─── Entries shown

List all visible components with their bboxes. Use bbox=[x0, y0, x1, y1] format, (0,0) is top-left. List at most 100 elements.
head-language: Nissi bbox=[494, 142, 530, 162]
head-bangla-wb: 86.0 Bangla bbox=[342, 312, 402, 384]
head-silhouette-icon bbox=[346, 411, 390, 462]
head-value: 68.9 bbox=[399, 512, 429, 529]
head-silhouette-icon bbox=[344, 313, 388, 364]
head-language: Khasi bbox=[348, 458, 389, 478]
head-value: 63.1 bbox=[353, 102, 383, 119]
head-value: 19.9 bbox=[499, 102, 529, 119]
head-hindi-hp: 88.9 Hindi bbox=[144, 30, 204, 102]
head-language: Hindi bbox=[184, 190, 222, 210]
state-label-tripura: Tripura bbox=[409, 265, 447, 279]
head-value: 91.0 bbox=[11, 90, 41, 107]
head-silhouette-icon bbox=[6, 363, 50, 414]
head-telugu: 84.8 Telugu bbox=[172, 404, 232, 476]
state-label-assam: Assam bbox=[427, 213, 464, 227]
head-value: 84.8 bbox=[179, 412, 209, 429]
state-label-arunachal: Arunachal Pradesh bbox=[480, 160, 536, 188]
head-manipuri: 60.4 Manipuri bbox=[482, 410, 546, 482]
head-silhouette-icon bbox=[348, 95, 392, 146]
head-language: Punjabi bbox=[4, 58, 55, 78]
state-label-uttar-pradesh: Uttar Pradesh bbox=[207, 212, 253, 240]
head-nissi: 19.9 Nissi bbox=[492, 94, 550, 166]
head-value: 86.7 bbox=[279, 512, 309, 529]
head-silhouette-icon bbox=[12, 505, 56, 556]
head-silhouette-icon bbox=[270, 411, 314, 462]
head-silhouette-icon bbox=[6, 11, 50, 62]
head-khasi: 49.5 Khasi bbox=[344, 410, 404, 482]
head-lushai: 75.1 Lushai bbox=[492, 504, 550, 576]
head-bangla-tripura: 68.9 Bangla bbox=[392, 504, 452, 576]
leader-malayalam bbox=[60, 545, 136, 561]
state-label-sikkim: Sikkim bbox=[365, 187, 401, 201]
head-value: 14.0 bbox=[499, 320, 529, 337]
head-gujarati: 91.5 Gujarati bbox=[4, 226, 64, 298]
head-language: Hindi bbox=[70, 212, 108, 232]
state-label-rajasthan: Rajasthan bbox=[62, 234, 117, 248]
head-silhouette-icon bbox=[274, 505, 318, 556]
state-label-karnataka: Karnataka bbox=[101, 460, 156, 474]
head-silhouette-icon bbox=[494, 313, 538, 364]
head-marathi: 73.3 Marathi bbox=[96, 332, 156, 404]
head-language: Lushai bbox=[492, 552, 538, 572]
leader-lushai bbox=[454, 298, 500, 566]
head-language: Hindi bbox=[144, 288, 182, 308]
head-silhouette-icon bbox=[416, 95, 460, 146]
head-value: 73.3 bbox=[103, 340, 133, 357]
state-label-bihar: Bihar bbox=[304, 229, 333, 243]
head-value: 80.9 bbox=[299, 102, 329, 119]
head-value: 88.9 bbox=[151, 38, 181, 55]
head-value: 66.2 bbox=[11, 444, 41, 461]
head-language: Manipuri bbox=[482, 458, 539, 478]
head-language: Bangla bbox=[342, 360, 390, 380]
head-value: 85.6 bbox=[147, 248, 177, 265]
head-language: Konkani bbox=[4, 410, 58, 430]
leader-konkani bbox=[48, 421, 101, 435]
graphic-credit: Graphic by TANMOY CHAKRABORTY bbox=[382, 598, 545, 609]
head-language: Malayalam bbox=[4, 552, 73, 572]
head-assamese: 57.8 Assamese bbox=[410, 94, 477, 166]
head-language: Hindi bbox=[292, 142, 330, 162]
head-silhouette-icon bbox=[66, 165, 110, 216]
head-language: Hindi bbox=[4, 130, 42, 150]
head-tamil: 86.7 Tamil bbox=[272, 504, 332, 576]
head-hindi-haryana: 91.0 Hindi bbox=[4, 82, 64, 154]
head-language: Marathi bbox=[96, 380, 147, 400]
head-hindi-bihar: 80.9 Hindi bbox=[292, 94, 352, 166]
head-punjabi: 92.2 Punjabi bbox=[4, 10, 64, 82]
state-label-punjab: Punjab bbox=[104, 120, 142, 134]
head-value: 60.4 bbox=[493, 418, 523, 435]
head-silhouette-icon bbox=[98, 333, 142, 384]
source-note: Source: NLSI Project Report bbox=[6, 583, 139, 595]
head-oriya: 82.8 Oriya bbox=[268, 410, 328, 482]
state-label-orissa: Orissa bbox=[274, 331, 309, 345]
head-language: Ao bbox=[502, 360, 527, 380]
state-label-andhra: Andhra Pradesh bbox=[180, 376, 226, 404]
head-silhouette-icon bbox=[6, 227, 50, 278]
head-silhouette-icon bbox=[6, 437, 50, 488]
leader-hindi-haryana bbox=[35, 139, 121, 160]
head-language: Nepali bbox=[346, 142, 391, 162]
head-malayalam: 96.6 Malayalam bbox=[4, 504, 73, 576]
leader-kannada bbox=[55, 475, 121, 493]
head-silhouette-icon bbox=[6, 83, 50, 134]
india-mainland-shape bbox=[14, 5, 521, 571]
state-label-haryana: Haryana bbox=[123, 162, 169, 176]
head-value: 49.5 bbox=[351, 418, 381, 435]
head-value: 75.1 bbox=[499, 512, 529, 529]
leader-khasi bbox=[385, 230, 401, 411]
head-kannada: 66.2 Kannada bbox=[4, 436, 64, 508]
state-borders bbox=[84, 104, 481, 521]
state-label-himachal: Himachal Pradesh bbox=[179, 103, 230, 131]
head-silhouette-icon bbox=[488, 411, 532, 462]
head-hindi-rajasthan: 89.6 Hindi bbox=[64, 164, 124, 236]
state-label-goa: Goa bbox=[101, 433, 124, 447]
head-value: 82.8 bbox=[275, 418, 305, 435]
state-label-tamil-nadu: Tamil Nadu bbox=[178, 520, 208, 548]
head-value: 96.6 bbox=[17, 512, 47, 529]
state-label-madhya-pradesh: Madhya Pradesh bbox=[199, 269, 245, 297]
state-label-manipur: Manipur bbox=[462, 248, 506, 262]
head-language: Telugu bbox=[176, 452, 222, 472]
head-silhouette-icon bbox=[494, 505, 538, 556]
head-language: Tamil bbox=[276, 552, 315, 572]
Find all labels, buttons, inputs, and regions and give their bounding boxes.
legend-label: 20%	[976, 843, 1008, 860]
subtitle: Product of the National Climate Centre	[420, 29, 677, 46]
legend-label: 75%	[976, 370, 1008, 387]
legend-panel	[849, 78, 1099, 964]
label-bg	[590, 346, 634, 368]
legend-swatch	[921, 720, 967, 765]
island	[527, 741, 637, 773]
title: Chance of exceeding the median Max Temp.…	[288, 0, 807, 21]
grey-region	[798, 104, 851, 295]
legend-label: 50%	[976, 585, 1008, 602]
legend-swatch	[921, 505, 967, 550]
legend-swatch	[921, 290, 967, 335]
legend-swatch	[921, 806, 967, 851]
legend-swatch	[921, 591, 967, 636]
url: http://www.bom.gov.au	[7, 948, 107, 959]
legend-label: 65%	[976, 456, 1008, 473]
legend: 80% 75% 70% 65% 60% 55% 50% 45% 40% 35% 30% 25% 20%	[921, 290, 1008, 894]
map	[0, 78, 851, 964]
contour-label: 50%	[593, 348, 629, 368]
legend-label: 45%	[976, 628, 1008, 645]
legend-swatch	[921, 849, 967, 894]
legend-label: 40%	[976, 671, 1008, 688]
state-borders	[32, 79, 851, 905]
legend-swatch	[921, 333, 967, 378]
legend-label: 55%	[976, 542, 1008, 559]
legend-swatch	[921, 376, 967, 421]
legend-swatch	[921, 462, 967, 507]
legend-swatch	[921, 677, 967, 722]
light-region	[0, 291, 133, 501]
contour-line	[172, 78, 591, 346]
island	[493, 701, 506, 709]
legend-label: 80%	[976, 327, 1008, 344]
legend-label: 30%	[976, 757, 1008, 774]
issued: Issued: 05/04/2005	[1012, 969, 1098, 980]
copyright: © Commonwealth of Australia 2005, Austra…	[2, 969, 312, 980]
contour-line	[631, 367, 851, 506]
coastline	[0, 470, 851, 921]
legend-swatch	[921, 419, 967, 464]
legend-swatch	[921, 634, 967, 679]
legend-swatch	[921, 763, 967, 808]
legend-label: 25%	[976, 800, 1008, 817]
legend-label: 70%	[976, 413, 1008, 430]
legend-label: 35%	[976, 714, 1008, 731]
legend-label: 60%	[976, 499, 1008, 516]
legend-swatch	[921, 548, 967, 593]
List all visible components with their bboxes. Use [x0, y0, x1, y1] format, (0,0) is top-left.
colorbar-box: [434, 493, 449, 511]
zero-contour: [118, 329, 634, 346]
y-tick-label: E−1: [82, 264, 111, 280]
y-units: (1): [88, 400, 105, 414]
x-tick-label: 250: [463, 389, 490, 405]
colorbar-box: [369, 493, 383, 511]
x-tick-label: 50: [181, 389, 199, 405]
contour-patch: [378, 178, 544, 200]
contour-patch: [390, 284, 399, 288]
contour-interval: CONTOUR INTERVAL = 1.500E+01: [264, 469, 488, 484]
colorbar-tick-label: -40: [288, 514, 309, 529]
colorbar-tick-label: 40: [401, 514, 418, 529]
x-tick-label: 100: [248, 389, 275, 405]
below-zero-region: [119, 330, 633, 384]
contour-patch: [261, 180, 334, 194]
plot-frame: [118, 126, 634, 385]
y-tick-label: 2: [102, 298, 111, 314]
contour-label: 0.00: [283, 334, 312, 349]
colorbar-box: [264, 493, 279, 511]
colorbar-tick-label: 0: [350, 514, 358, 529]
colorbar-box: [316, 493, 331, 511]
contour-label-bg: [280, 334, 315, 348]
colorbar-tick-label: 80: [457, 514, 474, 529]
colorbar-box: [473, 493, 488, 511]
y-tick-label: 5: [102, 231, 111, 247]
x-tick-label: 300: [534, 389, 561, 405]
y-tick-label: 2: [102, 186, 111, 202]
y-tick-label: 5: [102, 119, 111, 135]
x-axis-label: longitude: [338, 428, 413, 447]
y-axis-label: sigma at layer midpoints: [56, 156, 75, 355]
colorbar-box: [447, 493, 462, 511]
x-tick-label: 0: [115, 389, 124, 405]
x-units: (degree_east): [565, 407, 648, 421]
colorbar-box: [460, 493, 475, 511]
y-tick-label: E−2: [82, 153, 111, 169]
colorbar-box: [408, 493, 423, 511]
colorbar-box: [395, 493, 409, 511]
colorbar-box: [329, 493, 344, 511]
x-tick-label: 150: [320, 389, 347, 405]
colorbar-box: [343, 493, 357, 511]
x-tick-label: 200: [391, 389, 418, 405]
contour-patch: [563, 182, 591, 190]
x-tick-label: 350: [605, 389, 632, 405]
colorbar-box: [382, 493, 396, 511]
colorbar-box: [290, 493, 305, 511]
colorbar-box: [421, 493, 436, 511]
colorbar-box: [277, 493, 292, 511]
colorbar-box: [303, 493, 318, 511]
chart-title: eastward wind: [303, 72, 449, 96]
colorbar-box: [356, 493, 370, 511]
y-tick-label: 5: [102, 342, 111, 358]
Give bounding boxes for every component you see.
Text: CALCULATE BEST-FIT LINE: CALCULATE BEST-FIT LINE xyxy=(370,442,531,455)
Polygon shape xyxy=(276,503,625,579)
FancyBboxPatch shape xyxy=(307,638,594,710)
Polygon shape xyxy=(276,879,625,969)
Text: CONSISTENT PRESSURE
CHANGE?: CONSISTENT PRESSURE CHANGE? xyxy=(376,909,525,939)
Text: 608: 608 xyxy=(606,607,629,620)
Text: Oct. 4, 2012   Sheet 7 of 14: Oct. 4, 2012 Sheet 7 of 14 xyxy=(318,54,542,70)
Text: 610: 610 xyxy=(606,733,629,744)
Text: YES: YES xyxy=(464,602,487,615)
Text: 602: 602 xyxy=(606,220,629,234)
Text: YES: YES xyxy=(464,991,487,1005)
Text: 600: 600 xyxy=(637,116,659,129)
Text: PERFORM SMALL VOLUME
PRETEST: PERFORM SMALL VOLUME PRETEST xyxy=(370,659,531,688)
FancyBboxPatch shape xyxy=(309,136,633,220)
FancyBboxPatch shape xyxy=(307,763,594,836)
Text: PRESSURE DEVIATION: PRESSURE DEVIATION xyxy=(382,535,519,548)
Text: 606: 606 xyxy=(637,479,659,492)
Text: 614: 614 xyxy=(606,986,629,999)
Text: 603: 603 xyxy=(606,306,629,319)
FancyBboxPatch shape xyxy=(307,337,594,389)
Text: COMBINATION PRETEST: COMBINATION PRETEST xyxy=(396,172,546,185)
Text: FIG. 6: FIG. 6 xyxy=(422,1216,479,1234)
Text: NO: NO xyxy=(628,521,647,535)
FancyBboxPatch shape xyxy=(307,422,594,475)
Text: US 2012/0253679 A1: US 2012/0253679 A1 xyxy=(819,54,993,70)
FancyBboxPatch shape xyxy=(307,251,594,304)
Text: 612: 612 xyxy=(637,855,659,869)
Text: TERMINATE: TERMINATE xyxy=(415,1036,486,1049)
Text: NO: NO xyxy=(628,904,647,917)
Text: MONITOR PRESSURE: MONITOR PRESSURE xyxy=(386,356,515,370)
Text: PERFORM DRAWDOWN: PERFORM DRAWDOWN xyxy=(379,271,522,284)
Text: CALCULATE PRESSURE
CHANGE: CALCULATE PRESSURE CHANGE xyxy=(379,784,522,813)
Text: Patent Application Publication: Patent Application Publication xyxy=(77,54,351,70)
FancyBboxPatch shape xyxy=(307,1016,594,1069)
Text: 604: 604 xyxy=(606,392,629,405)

──────

[Exercise details]
Quote the lines verbatim, beginning with the first one and stopping after the line that contains "head-silhouette-icon bbox=[12, 505, 56, 556]".

[Exercise output]
List all visible components with their bboxes. Use bbox=[x0, y0, x1, y1] format, (0,0) is top-left. List at most 100 elements.
head-language: Nissi bbox=[494, 142, 530, 162]
head-bangla-wb: 86.0 Bangla bbox=[342, 312, 402, 384]
head-silhouette-icon bbox=[346, 411, 390, 462]
head-value: 68.9 bbox=[399, 512, 429, 529]
head-silhouette-icon bbox=[344, 313, 388, 364]
head-language: Khasi bbox=[348, 458, 389, 478]
head-value: 63.1 bbox=[353, 102, 383, 119]
head-value: 19.9 bbox=[499, 102, 529, 119]
head-hindi-hp: 88.9 Hindi bbox=[144, 30, 204, 102]
head-language: Hindi bbox=[184, 190, 222, 210]
state-label-tripura: Tripura bbox=[409, 265, 447, 279]
head-value: 91.0 bbox=[11, 90, 41, 107]
head-silhouette-icon bbox=[6, 363, 50, 414]
head-telugu: 84.8 Telugu bbox=[172, 404, 232, 476]
state-label-assam: Assam bbox=[427, 213, 464, 227]
head-value: 84.8 bbox=[179, 412, 209, 429]
state-label-arunachal: Arunachal Pradesh bbox=[480, 160, 536, 188]
head-manipuri: 60.4 Manipuri bbox=[482, 410, 546, 482]
head-silhouette-icon bbox=[348, 95, 392, 146]
head-language: Punjabi bbox=[4, 58, 55, 78]
state-label-uttar-pradesh: Uttar Pradesh bbox=[207, 212, 253, 240]
head-nissi: 19.9 Nissi bbox=[492, 94, 550, 166]
head-value: 86.7 bbox=[279, 512, 309, 529]
head-silhouette-icon bbox=[12, 505, 56, 556]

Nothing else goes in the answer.